___ Record extracts
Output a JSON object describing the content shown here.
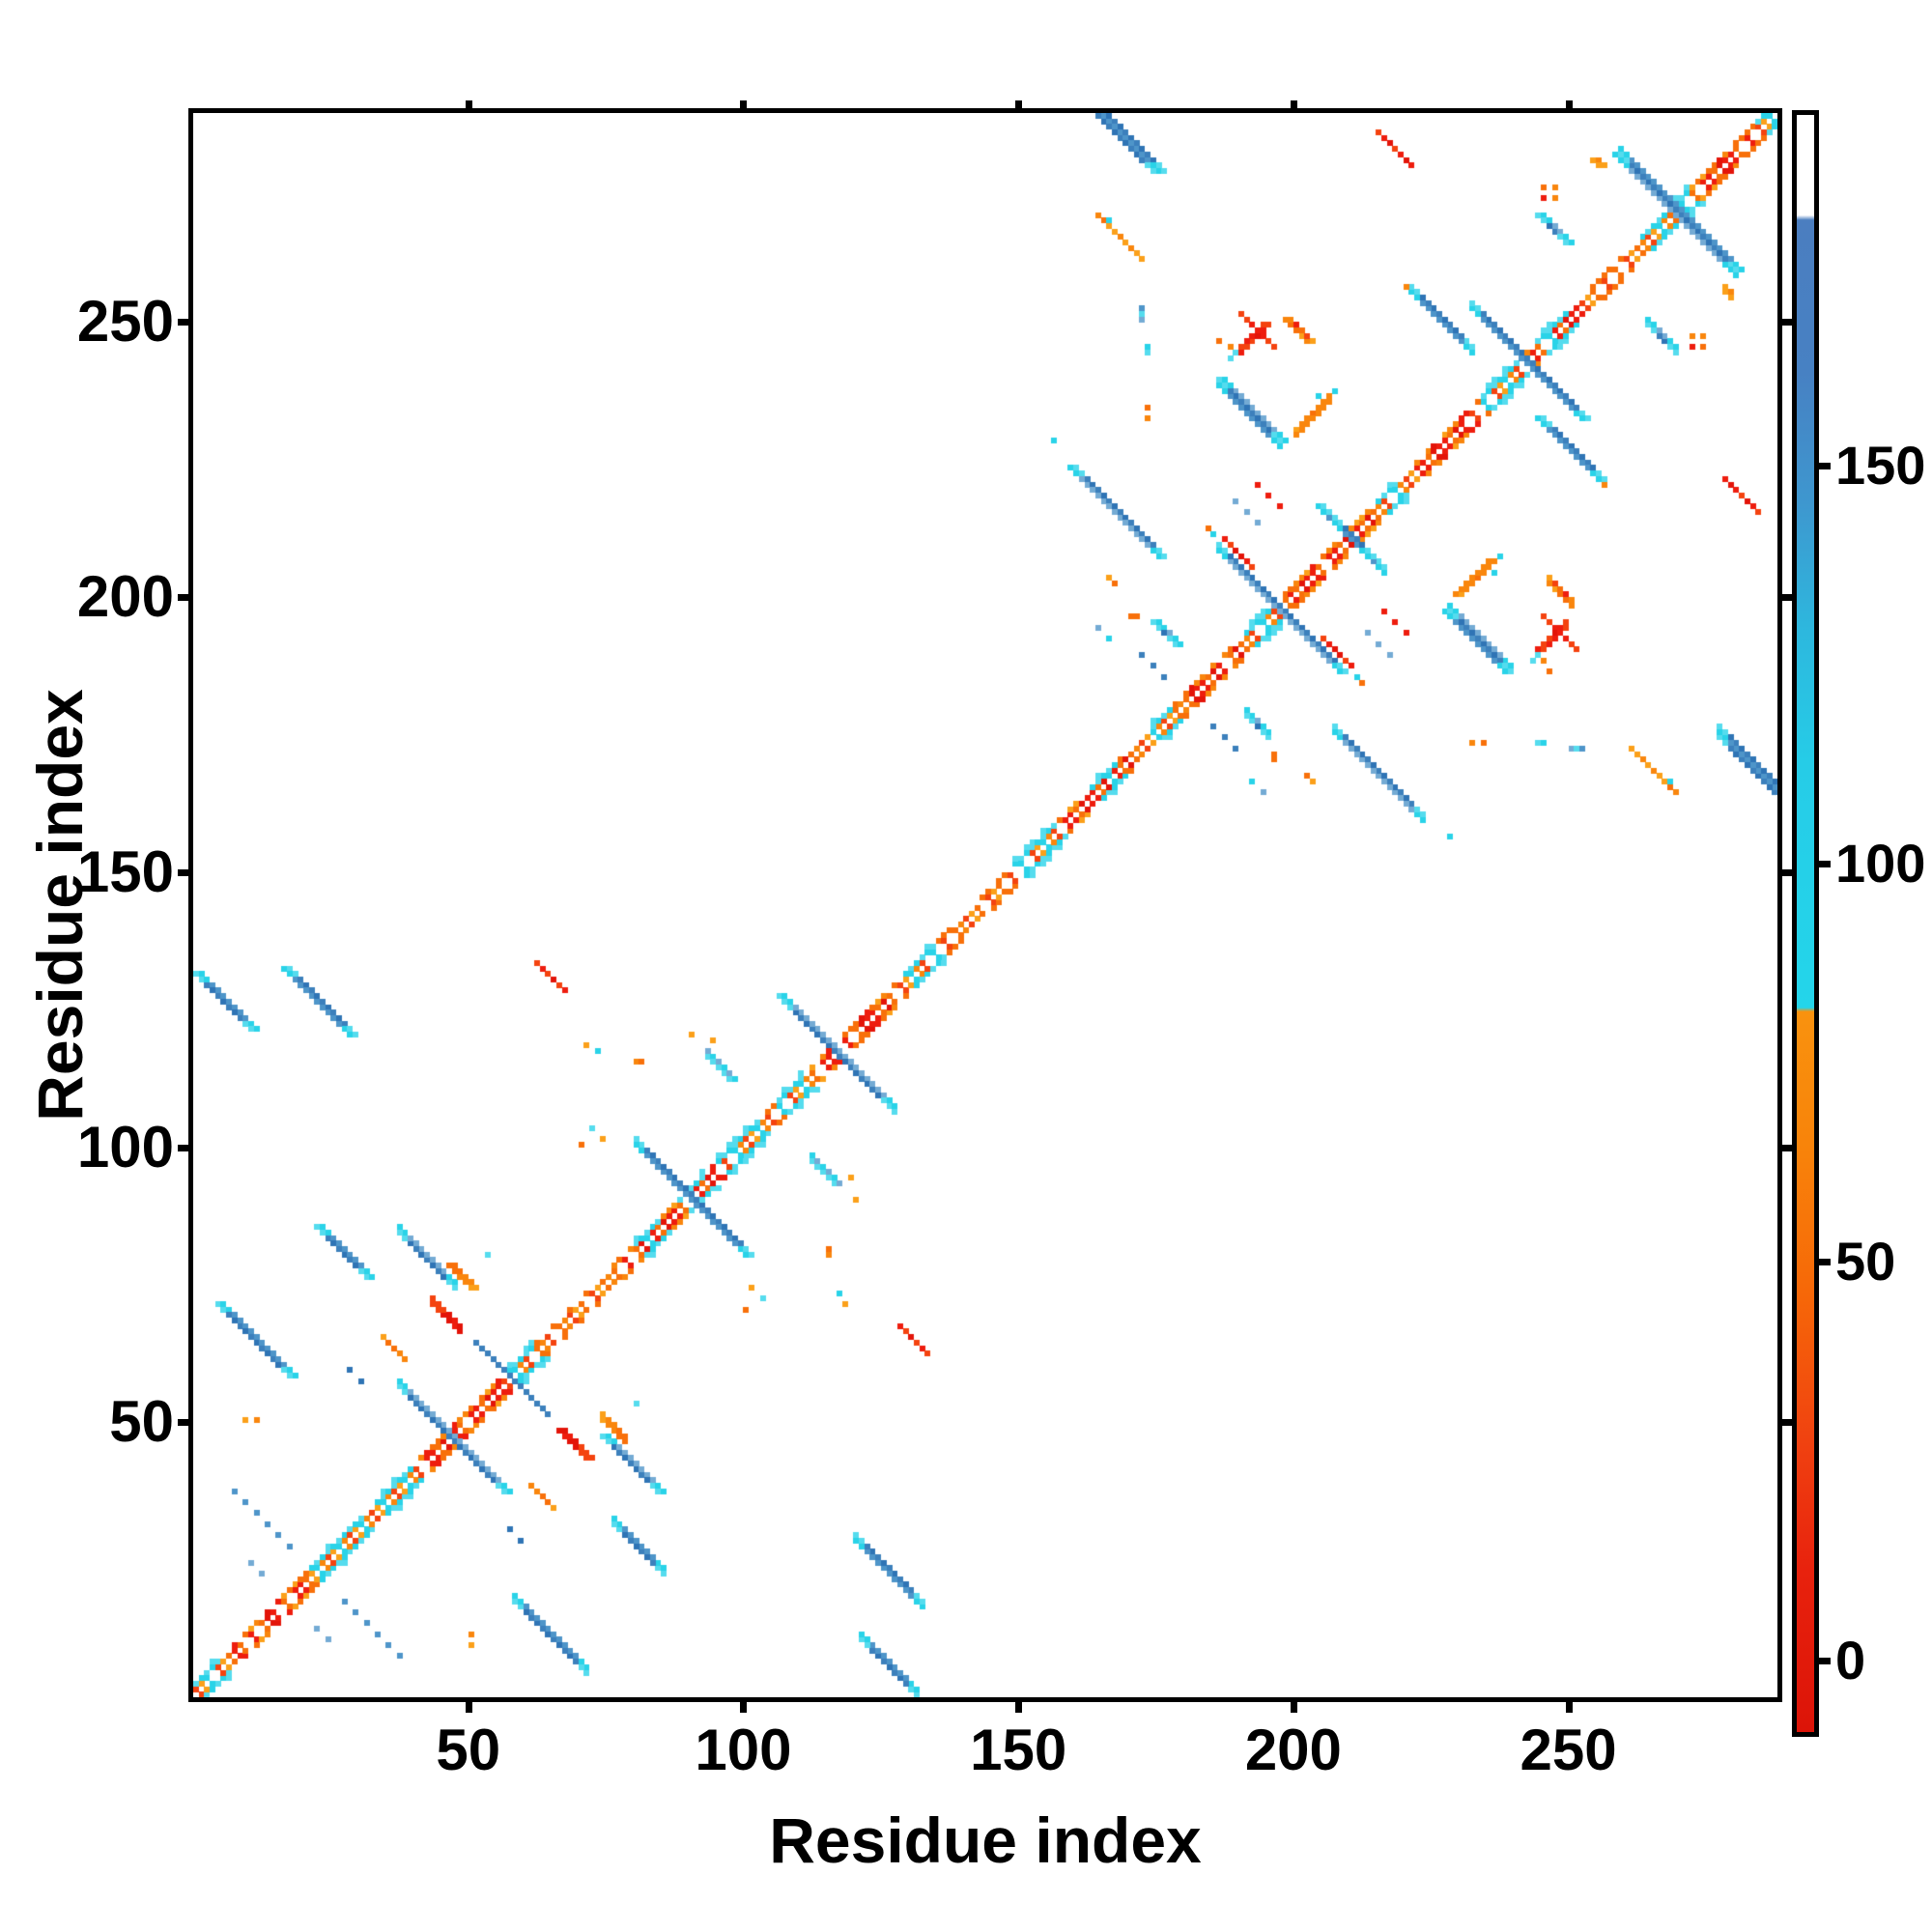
{
  "figure": {
    "xlabel": "Residue index",
    "ylabel": "Residue index"
  },
  "chart_data": {
    "type": "heatmap",
    "subtype": "protein-contact-map",
    "title": "",
    "xlabel": "Residue index",
    "ylabel": "Residue index",
    "xlim": [
      0,
      288
    ],
    "ylim": [
      0,
      288
    ],
    "x_ticks": [
      50,
      100,
      150,
      200,
      250
    ],
    "y_ticks": [
      50,
      100,
      150,
      200,
      250
    ],
    "grid": false,
    "legend": "none",
    "n_residues": 288,
    "geometry": {
      "left": 200,
      "top": 117,
      "size": 1640,
      "n": 288
    },
    "palette": {
      "background": "#ffffff",
      "axis": "#000000",
      "red": [
        "#EE1D0E",
        "#E31409",
        "#F4430F"
      ],
      "orange": [
        "#F9860D",
        "#F8700A",
        "#FBA01A"
      ],
      "cyan": [
        "#29D3E8",
        "#55DCEE"
      ],
      "blue": [
        "#4E95C9",
        "#3C80BC",
        "#74ABD4",
        "#2F74B5"
      ],
      "colorbar_blue": "#4B7EC0",
      "white": "#FFFFFF"
    },
    "colorbar": {
      "vmin": -9,
      "vmax": 194,
      "ticks": [
        0,
        50,
        100,
        150
      ],
      "tick_labels": [
        "0",
        "50",
        "100",
        "150"
      ],
      "stops": [
        [
          0,
          "#FFFFFF"
        ],
        [
          6.2,
          "#FFFFFF"
        ],
        [
          6.5,
          "#4B7EC0"
        ],
        [
          16,
          "#4781C3"
        ],
        [
          24,
          "#3E97CF"
        ],
        [
          32,
          "#2DB8DE"
        ],
        [
          40,
          "#26CCE7"
        ],
        [
          55.2,
          "#24D5EA"
        ],
        [
          55.45,
          "#F9920E"
        ],
        [
          64,
          "#F8830A"
        ],
        [
          73,
          "#F66708"
        ],
        [
          82,
          "#F04210"
        ],
        [
          90,
          "#E8220D"
        ],
        [
          100,
          "#DC1408"
        ]
      ]
    },
    "diagonal": {
      "core": "white",
      "segments": [
        [
          0,
          7,
          "orange"
        ],
        [
          7,
          21,
          "red"
        ],
        [
          21,
          33,
          "orange"
        ],
        [
          33,
          41,
          "orange"
        ],
        [
          41,
          56,
          "red"
        ],
        [
          56,
          64,
          "orange"
        ],
        [
          64,
          76,
          "orange"
        ],
        [
          76,
          95,
          "red"
        ],
        [
          95,
          104,
          "orange"
        ],
        [
          104,
          112,
          "orange"
        ],
        [
          112,
          126,
          "red"
        ],
        [
          126,
          136,
          "orange"
        ],
        [
          136,
          148,
          "orange"
        ],
        [
          148,
          158,
          "orange"
        ],
        [
          158,
          170,
          "red"
        ],
        [
          170,
          180,
          "orange"
        ],
        [
          180,
          190,
          "red"
        ],
        [
          190,
          199,
          "orange"
        ],
        [
          199,
          214,
          "red"
        ],
        [
          214,
          222,
          "orange"
        ],
        [
          222,
          232,
          "red"
        ],
        [
          232,
          242,
          "orange"
        ],
        [
          242,
          252,
          "red"
        ],
        [
          252,
          268,
          "orange"
        ],
        [
          268,
          283,
          "red"
        ],
        [
          283,
          288,
          "orange"
        ]
      ],
      "cyan_flanks": [
        [
          0,
          5
        ],
        [
          21,
          31
        ],
        [
          33,
          40
        ],
        [
          57,
          62
        ],
        [
          80,
          85
        ],
        [
          88,
          93
        ],
        [
          95,
          103
        ],
        [
          106,
          111
        ],
        [
          129,
          135
        ],
        [
          149,
          157
        ],
        [
          163,
          168
        ],
        [
          174,
          178
        ],
        [
          191,
          197
        ],
        [
          215,
          219
        ],
        [
          234,
          241
        ],
        [
          244,
          250
        ],
        [
          263,
          272
        ],
        [
          284,
          288
        ]
      ]
    },
    "features": [
      {
        "x": 4,
        "y": 71,
        "len": 14,
        "w": 2,
        "color": "blue",
        "style": "streak",
        "tips": "cyan"
      },
      {
        "x": 0,
        "y": 131,
        "len": 11,
        "w": 2,
        "color": "blue",
        "style": "streak",
        "tips": "cyan"
      },
      {
        "x": 16,
        "y": 132,
        "len": 13,
        "w": 2,
        "color": "blue",
        "style": "streak",
        "tips": "cyan"
      },
      {
        "x": 22,
        "y": 85,
        "len": 10,
        "w": 2,
        "color": "blue",
        "style": "streak",
        "tips": "cyan"
      },
      {
        "x": 37,
        "y": 56,
        "len": 20,
        "w": 2,
        "color": "blue",
        "style": "streak",
        "tips": "cyan"
      },
      {
        "x": 74,
        "y": 47,
        "len": 11,
        "w": 2,
        "color": "blue",
        "style": "streak",
        "tips": "cyan"
      },
      {
        "x": 80,
        "y": 100,
        "len": 21,
        "w": 2,
        "color": "blue",
        "style": "streak",
        "tips": "cyan"
      },
      {
        "x": 106,
        "y": 127,
        "len": 21,
        "w": 2,
        "color": "blue",
        "style": "streak",
        "tips": "cyan"
      },
      {
        "x": 159,
        "y": 292,
        "len": 16,
        "w": 3,
        "color": "blue",
        "style": "streak",
        "tips": "cyan"
      },
      {
        "x": 186,
        "y": 239,
        "len": 12,
        "w": 2,
        "color": "blue",
        "style": "streak",
        "tips": "cyan"
      },
      {
        "x": 159,
        "y": 223,
        "len": 17,
        "w": 2,
        "color": "blue",
        "style": "streak",
        "tips": "cyan"
      },
      {
        "x": 186,
        "y": 208,
        "len": 23,
        "w": 2,
        "color": "blue",
        "style": "streak",
        "tips": "cyan"
      },
      {
        "x": 204,
        "y": 216,
        "len": 10,
        "w": 2,
        "color": "blue",
        "style": "streak",
        "tips": "cyan"
      },
      {
        "x": 227,
        "y": 197,
        "len": 12,
        "w": 2,
        "color": "blue",
        "style": "streak",
        "tips": "cyan"
      },
      {
        "x": 232,
        "y": 252,
        "len": 21,
        "w": 2,
        "color": "blue",
        "style": "streak",
        "tips": "cyan"
      },
      {
        "x": 244,
        "y": 232,
        "len": 12,
        "w": 2,
        "color": "blue",
        "style": "streak",
        "tips": "cyan"
      },
      {
        "x": 258,
        "y": 280,
        "len": 22,
        "w": 3,
        "color": "blue",
        "style": "streak",
        "tips": "cyan"
      },
      {
        "x": 244,
        "y": 269,
        "len": 6,
        "w": 2,
        "color": "blue",
        "style": "streak",
        "tips": "cyan"
      },
      {
        "x": 174,
        "y": 195,
        "len": 5,
        "w": 2,
        "color": "blue",
        "style": "streak",
        "tips": "cyan"
      },
      {
        "x": 93,
        "y": 116,
        "len": 5,
        "w": 2,
        "color": "cyan",
        "style": "streak",
        "tips": null
      },
      {
        "x": 254,
        "y": 279,
        "len": 2,
        "w": 2,
        "color": "orange",
        "style": "streak",
        "tips": null
      },
      {
        "x": 52,
        "y": 63,
        "len": 13,
        "w": 1,
        "color": "blue",
        "style": "dots"
      },
      {
        "x": 7,
        "y": 37,
        "len": 12,
        "w": 1,
        "color": "blue",
        "style": "dots"
      },
      {
        "x": 113,
        "y": 97,
        "len": 6,
        "w": 1,
        "color": "blue",
        "style": "dots"
      },
      {
        "x": 185,
        "y": 176,
        "len": 5,
        "w": 1,
        "color": "blue",
        "style": "dots"
      },
      {
        "x": 189,
        "y": 217,
        "len": 5,
        "w": 1,
        "color": "blue",
        "style": "dots"
      },
      {
        "x": 216,
        "y": 197,
        "len": 6,
        "w": 1,
        "color": "red",
        "style": "dots"
      },
      {
        "x": 43,
        "y": 71,
        "len": 6,
        "w": 1,
        "color": "red",
        "style": "steps"
      },
      {
        "x": 34,
        "y": 65,
        "len": 5,
        "w": 1,
        "color": "orange",
        "style": "steps"
      },
      {
        "x": 74,
        "y": 50,
        "len": 5,
        "w": 1,
        "color": "orange",
        "style": "steps"
      },
      {
        "x": 128,
        "y": 67,
        "len": 6,
        "w": 1,
        "color": "redorange",
        "style": "steps"
      },
      {
        "x": 164,
        "y": 269,
        "len": 8,
        "w": 1,
        "color": "orange",
        "style": "steps"
      },
      {
        "x": 190,
        "y": 251,
        "len": 7,
        "w": 1,
        "color": "red",
        "style": "steps"
      },
      {
        "x": 187,
        "y": 210,
        "len": 6,
        "w": 1,
        "color": "red",
        "style": "steps"
      },
      {
        "x": 200,
        "y": 230,
        "len": 7,
        "w": 1,
        "color": "redorange",
        "style": "steps",
        "par": 1
      },
      {
        "x": 244,
        "y": 190,
        "len": 6,
        "w": 1,
        "color": "red",
        "style": "steps",
        "par": 1
      },
      {
        "x": 246,
        "y": 202,
        "len": 5,
        "w": 1,
        "color": "redorange",
        "style": "steps"
      },
      {
        "x": 215,
        "y": 284,
        "len": 7,
        "w": 1,
        "color": "redorange",
        "style": "steps"
      },
      {
        "x": 261,
        "y": 172,
        "len": 5,
        "w": 1,
        "color": "orange",
        "style": "steps"
      },
      {
        "x": 202,
        "y": 167,
        "len": 2,
        "w": 1,
        "color": "orange",
        "style": "steps"
      }
    ],
    "dots": [
      [
        9,
        50,
        "orange"
      ],
      [
        50,
        11,
        "orange"
      ],
      [
        80,
        53,
        "cyan"
      ],
      [
        101,
        74,
        "orange"
      ],
      [
        103,
        72,
        "cyan"
      ],
      [
        100,
        70,
        "orange"
      ],
      [
        80,
        115,
        "orange"
      ],
      [
        81,
        115,
        "orange"
      ],
      [
        119,
        94,
        "orange"
      ],
      [
        120,
        90,
        "orange"
      ],
      [
        117,
        73,
        "cyan"
      ],
      [
        118,
        71,
        "orange"
      ],
      [
        166,
        268,
        "cyan"
      ],
      [
        188,
        245,
        "orange"
      ],
      [
        189,
        244,
        "cyan"
      ],
      [
        207,
        237,
        "cyan"
      ],
      [
        172,
        250,
        "blue"
      ],
      [
        172,
        251,
        "cyan"
      ],
      [
        172,
        252,
        "blue"
      ],
      [
        232,
        173,
        "orange"
      ],
      [
        244,
        173,
        "cyan"
      ],
      [
        245,
        173,
        "cyan"
      ],
      [
        192,
        166,
        "cyan"
      ],
      [
        194,
        164,
        "blue"
      ],
      [
        228,
        156,
        "cyan"
      ],
      [
        245,
        274,
        "orange"
      ],
      [
        247,
        272,
        "orange"
      ],
      [
        274,
        247,
        "orange"
      ],
      [
        272,
        245,
        "red"
      ],
      [
        256,
        220,
        "orange"
      ],
      [
        243,
        188,
        "cyan"
      ],
      [
        246,
        186,
        "orange"
      ],
      [
        57,
        30,
        "blue"
      ],
      [
        59,
        28,
        "blue"
      ],
      [
        22,
        12,
        "blue"
      ],
      [
        24,
        10,
        "blue"
      ],
      [
        184,
        212,
        "orange"
      ],
      [
        185,
        211,
        "cyan"
      ],
      [
        234,
        205,
        "orange"
      ],
      [
        236,
        204,
        "cyan"
      ],
      [
        170,
        196,
        "orange"
      ],
      [
        171,
        196,
        "orange"
      ],
      [
        173,
        234,
        "orange"
      ]
    ]
  }
}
______
What to work on:
When a line above includes the word "ylabel", please list that line.

Written response:
    "ylabel": "Residue index"
    "ylabel": "Residue index",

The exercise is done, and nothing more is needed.